**Work to do**
Print the listing in its entirety and exactly, leaving out images.

— begin Data section —

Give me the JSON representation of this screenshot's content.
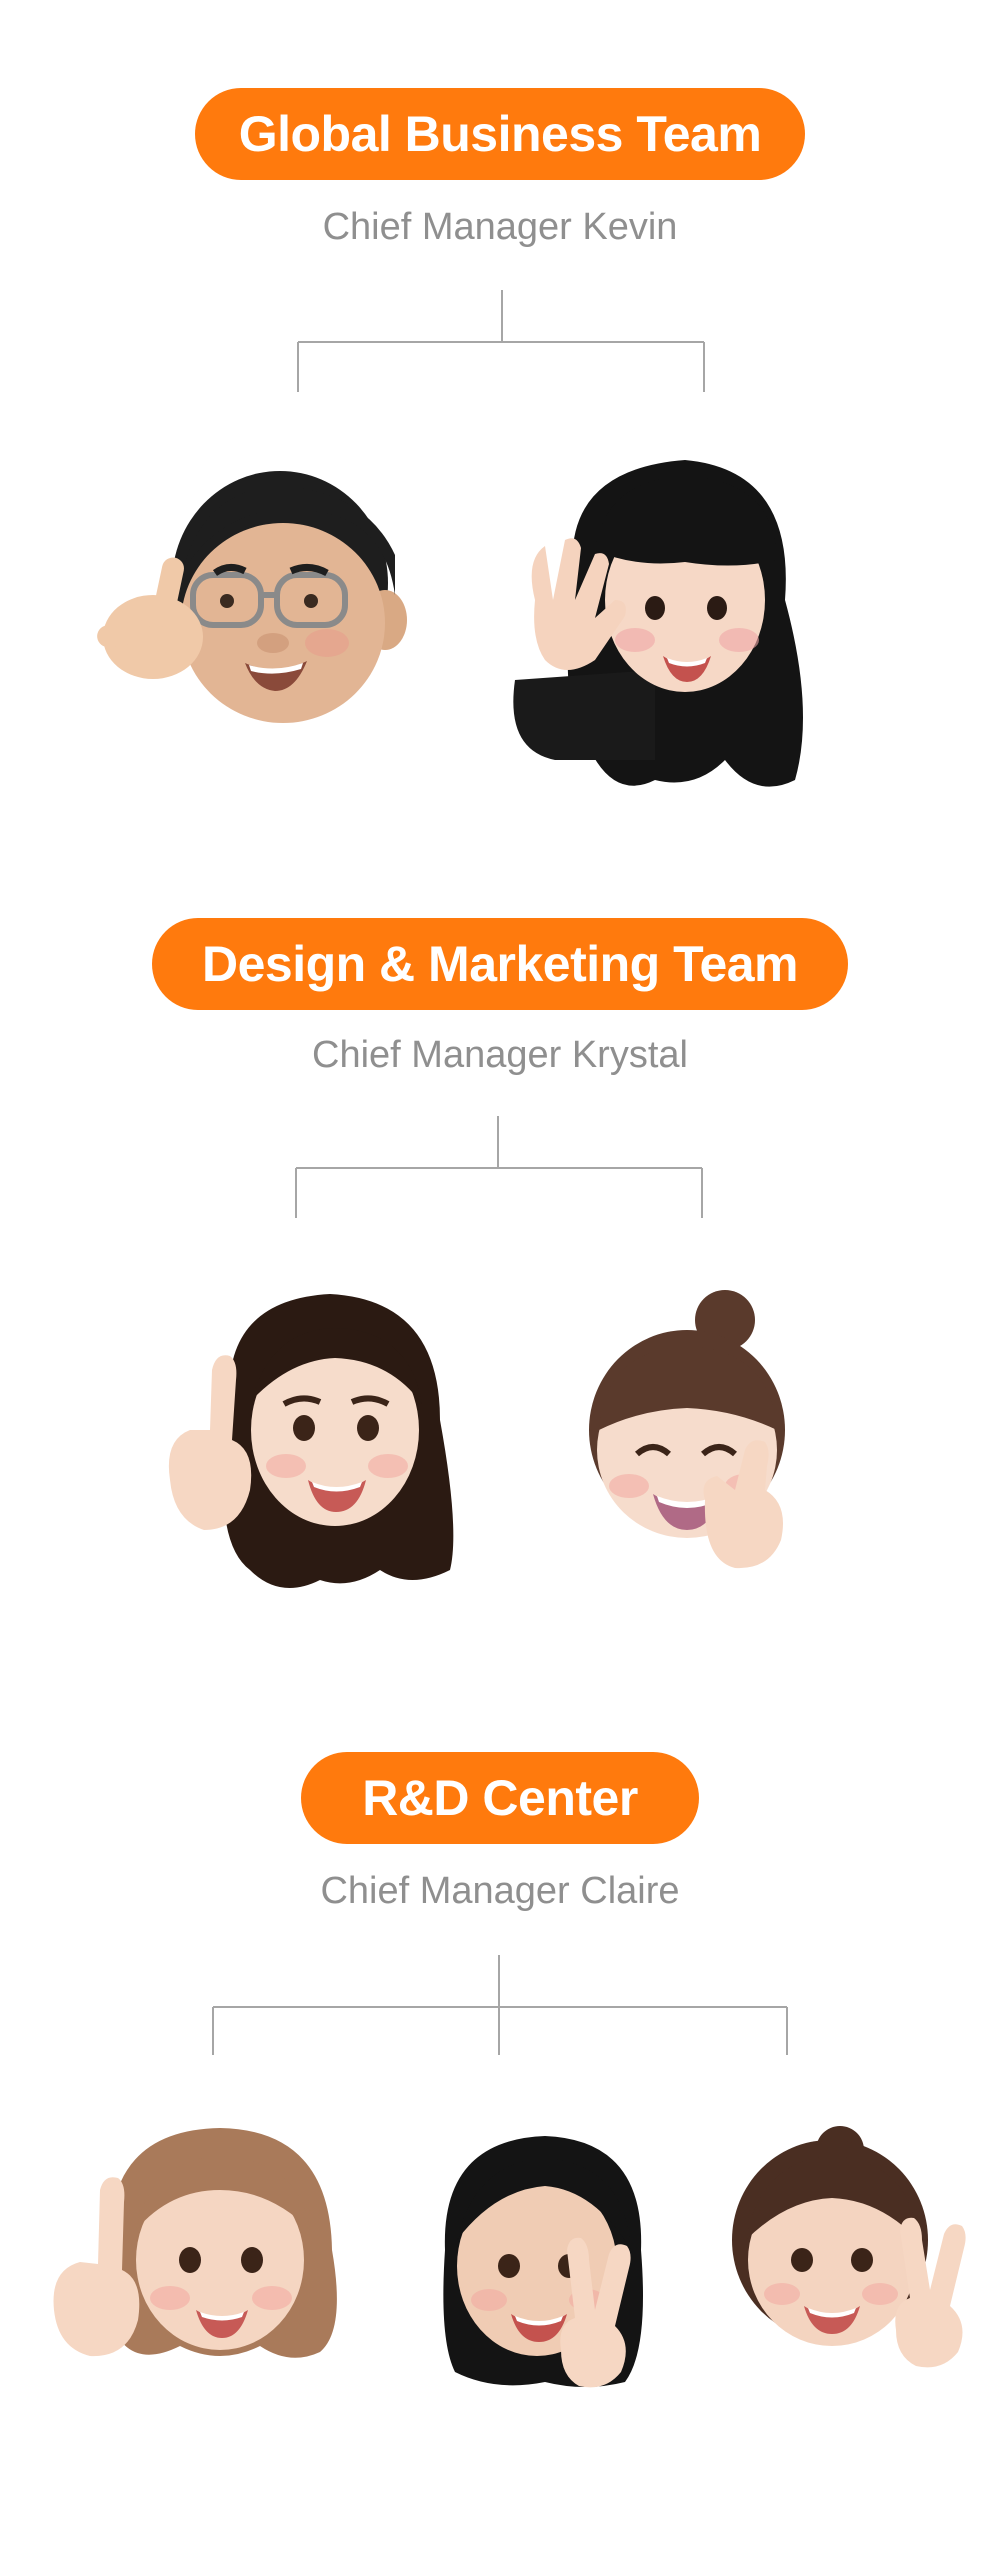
{
  "teams": [
    {
      "name": "Global Business Team",
      "manager": "Chief Manager Kevin"
    },
    {
      "name": "Design & Marketing Team",
      "manager": "Chief Manager Krystal"
    },
    {
      "name": "R&D Center",
      "manager": "Chief Manager Claire"
    }
  ],
  "colors": {
    "accent": "#ff7a0d",
    "manager_text": "#8f8f8f",
    "connector": "#a6a6a6"
  },
  "icons": [
    "memoji-avatar-glasses-man-shaka",
    "memoji-avatar-bangs-woman-wave",
    "memoji-avatar-long-hair-woman-point",
    "memoji-avatar-bun-woman-crossed-fingers",
    "memoji-avatar-light-brown-hair-woman-point",
    "memoji-avatar-black-hair-woman-peace",
    "memoji-avatar-brown-hair-woman-peace"
  ]
}
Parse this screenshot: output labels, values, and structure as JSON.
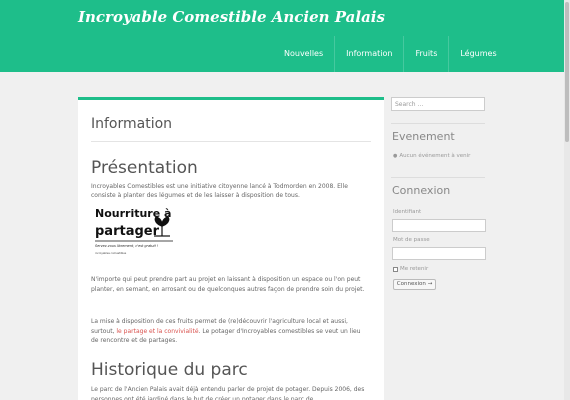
{
  "header": {
    "site_title": "Incroyable Comestible Ancien Palais",
    "nav": [
      "Nouvelles",
      "Information",
      "Fruits",
      "Légumes"
    ]
  },
  "main": {
    "page_title": "Information",
    "section1_title": "Présentation",
    "para1": "Incroyables Comestibles est une initiative citoyenne lancé à Todmorden en 2008. Elle consiste à planter des légumes et de les laisser à disposition de tous.",
    "logo": {
      "line1": "Nourriture à",
      "line2": "partager",
      "small": "Servez-vous librement, c'est gratuit !",
      "tiny": "incroyables comestibles"
    },
    "para2": "N'importe qui peut prendre part au projet en laissant à disposition un espace ou l'on peut planter, en semant, en arrosant ou de quelconques autres façon de prendre soin du projet.",
    "para3_start": "La mise à disposition de ces fruits permet de (re)découvrir l'agriculture local et aussi, surtout, ",
    "para3_highlight": "le partage et la convivialité",
    "para3_end": ". Le potager d'Incroyables comestibles se veut un lieu de rencontre et de partages.",
    "section2_title": "Historique du parc",
    "para4": "Le parc de l'Ancien Palais avait déjà entendu parler de projet de potager. Depuis 2006, des personnes ont été jardiné dans le but de créer un potager dans le parc de"
  },
  "sidebar": {
    "search_placeholder": "Search ...",
    "events_title": "Evenement",
    "events_empty": "Aucun événement à venir",
    "login_title": "Connexion",
    "identifiant_label": "Identifiant",
    "password_label": "Mot de passe",
    "remember_label": "Me retenir",
    "login_button": "Connexion →"
  },
  "colors": {
    "brand": "#1ebe8a",
    "highlight": "#d9534f"
  }
}
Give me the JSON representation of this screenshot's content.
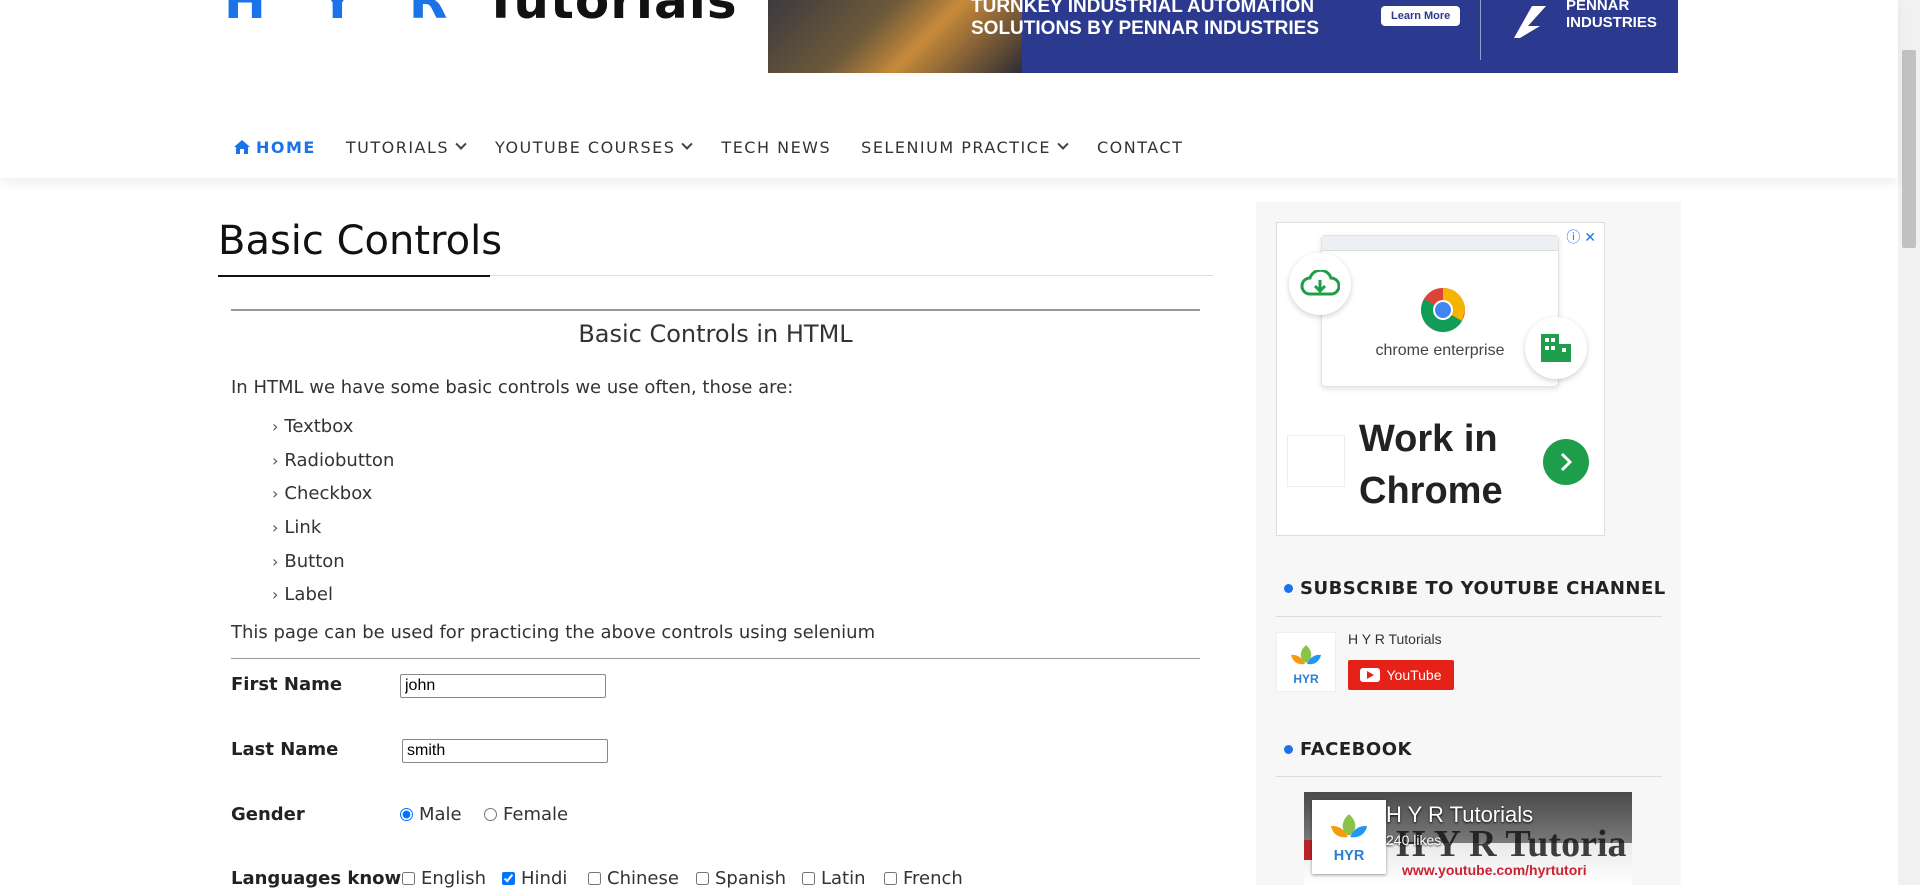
{
  "header": {
    "logo_hyr": "H Y R",
    "logo_tutorials": "Tutorials",
    "banner": {
      "headline_line1": "TURNKEY INDUSTRIAL AUTOMATION",
      "headline_line2": "SOLUTIONS BY PENNAR INDUSTRIES",
      "cta": "Learn More",
      "brand_line1": "PENNAR",
      "brand_line2": "INDUSTRIES"
    }
  },
  "nav": {
    "items": [
      {
        "label": "HOME",
        "active": true
      },
      {
        "label": "TUTORIALS",
        "dropdown": true
      },
      {
        "label": "YOUTUBE COURSES",
        "dropdown": true
      },
      {
        "label": "TECH NEWS"
      },
      {
        "label": "SELENIUM PRACTICE",
        "dropdown": true
      },
      {
        "label": "CONTACT"
      }
    ]
  },
  "main": {
    "page_title": "Basic Controls",
    "section_heading": "Basic Controls in HTML",
    "intro": "In HTML we have some basic controls we use often, those are:",
    "controls": [
      "Textbox",
      "Radiobutton",
      "Checkbox",
      "Link",
      "Button",
      "Label"
    ],
    "outro": "This page can be used for practicing the above controls using selenium",
    "form": {
      "first_name_label": "First Name",
      "first_name_value": "john",
      "last_name_label": "Last Name",
      "last_name_value": "smith",
      "gender_label": "Gender",
      "gender_options": [
        {
          "label": "Male",
          "checked": true
        },
        {
          "label": "Female",
          "checked": false
        }
      ],
      "languages_label": "Languages known",
      "languages": [
        {
          "label": "English",
          "checked": false
        },
        {
          "label": "Hindi",
          "checked": true
        },
        {
          "label": "Chinese",
          "checked": false
        },
        {
          "label": "Spanish",
          "checked": false
        },
        {
          "label": "Latin",
          "checked": false
        },
        {
          "label": "French",
          "checked": false
        }
      ]
    }
  },
  "sidebar": {
    "ad": {
      "screenshot_text": "chrome enterprise",
      "headline_line1": "Work in",
      "headline_line2": "Chrome",
      "info_icon": "info-icon",
      "close_icon": "close-icon"
    },
    "youtube": {
      "title": "SUBSCRIBE TO YOUTUBE CHANNEL",
      "channel_name": "H Y R Tutorials",
      "button_label": "YouTube"
    },
    "facebook": {
      "title": "FACEBOOK",
      "page_name": "H Y R Tutorials",
      "likes": "240 likes",
      "cover_text": "H Y R Tutoria",
      "cover_url": "www.youtube.com/hyrtutori"
    }
  },
  "colors": {
    "accent": "#1a73e8",
    "banner_bg": "#2b3a8f",
    "youtube_red": "#e62117",
    "ad_go_green": "#1e9e4a"
  }
}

— end Data section —

**The answer**
Give me the JSON representation of this screenshot's content.
{
  "teams": [
    {
      "name": "Global Business Team",
      "manager": "Chief Manager Kevin"
    },
    {
      "name": "Design & Marketing Team",
      "manager": "Chief Manager Krystal"
    },
    {
      "name": "R&D Center",
      "manager": "Chief Manager Claire"
    }
  ],
  "colors": {
    "accent": "#ff7a0d",
    "manager_text": "#8f8f8f",
    "connector": "#a6a6a6"
  },
  "icons": [
    "memoji-avatar-glasses-man-shaka",
    "memoji-avatar-bangs-woman-wave",
    "memoji-avatar-long-hair-woman-point",
    "memoji-avatar-bun-woman-crossed-fingers",
    "memoji-avatar-light-brown-hair-woman-point",
    "memoji-avatar-black-hair-woman-peace",
    "memoji-avatar-brown-hair-woman-peace"
  ]
}
Parse this screenshot: output labels, values, and structure as JSON.
{
  "header": {
    "site_title": "Incroyable Comestible Ancien Palais",
    "nav": [
      "Nouvelles",
      "Information",
      "Fruits",
      "Légumes"
    ]
  },
  "main": {
    "page_title": "Information",
    "section1_title": "Présentation",
    "para1": "Incroyables Comestibles est une initiative citoyenne lancé à Todmorden en 2008. Elle consiste à planter des légumes et de les laisser à disposition de tous.",
    "logo": {
      "line1": "Nourriture à",
      "line2": "partager",
      "small": "Servez-vous librement, c'est gratuit !",
      "tiny": "incroyables comestibles"
    },
    "para2": "N'importe qui peut prendre part au projet en laissant à disposition un espace ou l'on peut planter, en semant, en arrosant ou de quelconques autres façon de prendre soin du projet.",
    "para3_start": "La mise à disposition de ces fruits permet de (re)découvrir l'agriculture local et aussi, surtout, ",
    "para3_highlight": "le partage et la convivialité",
    "para3_end": ". Le potager d'Incroyables comestibles se veut un lieu de rencontre et de partages.",
    "section2_title": "Historique du parc",
    "para4": "Le parc de l'Ancien Palais avait déjà entendu parler de projet de potager. Depuis 2006, des personnes ont été jardiné dans le but de créer un potager dans le parc de"
  },
  "sidebar": {
    "search_placeholder": "Search ...",
    "events_title": "Evenement",
    "events_empty": "Aucun événement à venir",
    "login_title": "Connexion",
    "identifiant_label": "Identifiant",
    "password_label": "Mot de passe",
    "remember_label": "Me retenir",
    "login_button": "Connexion →"
  },
  "colors": {
    "brand": "#1ebe8a",
    "highlight": "#d9534f"
  }
}
Give me the JSON representation of this screenshot's content.
{
  "header": {
    "logo_hyr": "H Y R",
    "logo_tutorials": "Tutorials",
    "banner": {
      "headline_line1": "TURNKEY INDUSTRIAL AUTOMATION",
      "headline_line2": "SOLUTIONS BY PENNAR INDUSTRIES",
      "cta": "Learn More",
      "brand_line1": "PENNAR",
      "brand_line2": "INDUSTRIES"
    }
  },
  "nav": {
    "items": [
      {
        "label": "HOME",
        "active": true
      },
      {
        "label": "TUTORIALS",
        "dropdown": true
      },
      {
        "label": "YOUTUBE COURSES",
        "dropdown": true
      },
      {
        "label": "TECH NEWS"
      },
      {
        "label": "SELENIUM PRACTICE",
        "dropdown": true
      },
      {
        "label": "CONTACT"
      }
    ]
  },
  "main": {
    "page_title": "Basic Controls",
    "section_heading": "Basic Controls in HTML",
    "intro": "In HTML we have some basic controls we use often, those are:",
    "controls": [
      "Textbox",
      "Radiobutton",
      "Checkbox",
      "Link",
      "Button",
      "Label"
    ],
    "outro": "This page can be used for practicing the above controls using selenium",
    "form": {
      "first_name_label": "First Name",
      "first_name_value": "john",
      "last_name_label": "Last Name",
      "last_name_value": "smith",
      "gender_label": "Gender",
      "gender_options": [
        {
          "label": "Male",
          "checked": true
        },
        {
          "label": "Female",
          "checked": false
        }
      ],
      "languages_label": "Languages known",
      "languages": [
        {
          "label": "English",
          "checked": false
        },
        {
          "label": "Hindi",
          "checked": true
        },
        {
          "label": "Chinese",
          "checked": false
        },
        {
          "label": "Spanish",
          "checked": false
        },
        {
          "label": "Latin",
          "checked": false
        },
        {
          "label": "French",
          "checked": false
        }
      ]
    }
  },
  "sidebar": {
    "ad": {
      "screenshot_text": "chrome enterprise",
      "headline_line1": "Work in",
      "headline_line2": "Chrome",
      "info_icon": "info-icon",
      "close_icon": "close-icon"
    },
    "youtube": {
      "title": "SUBSCRIBE TO YOUTUBE CHANNEL",
      "channel_name": "H Y R Tutorials",
      "button_label": "YouTube"
    },
    "facebook": {
      "title": "FACEBOOK",
      "page_name": "H Y R Tutorials",
      "likes": "240 likes",
      "cover_text": "H Y R Tutoria",
      "cover_url": "www.youtube.com/hyrtutori"
    }
  },
  "colors": {
    "accent": "#1a73e8",
    "banner_bg": "#2b3a8f",
    "youtube_red": "#e62117",
    "ad_go_green": "#1e9e4a"
  }
}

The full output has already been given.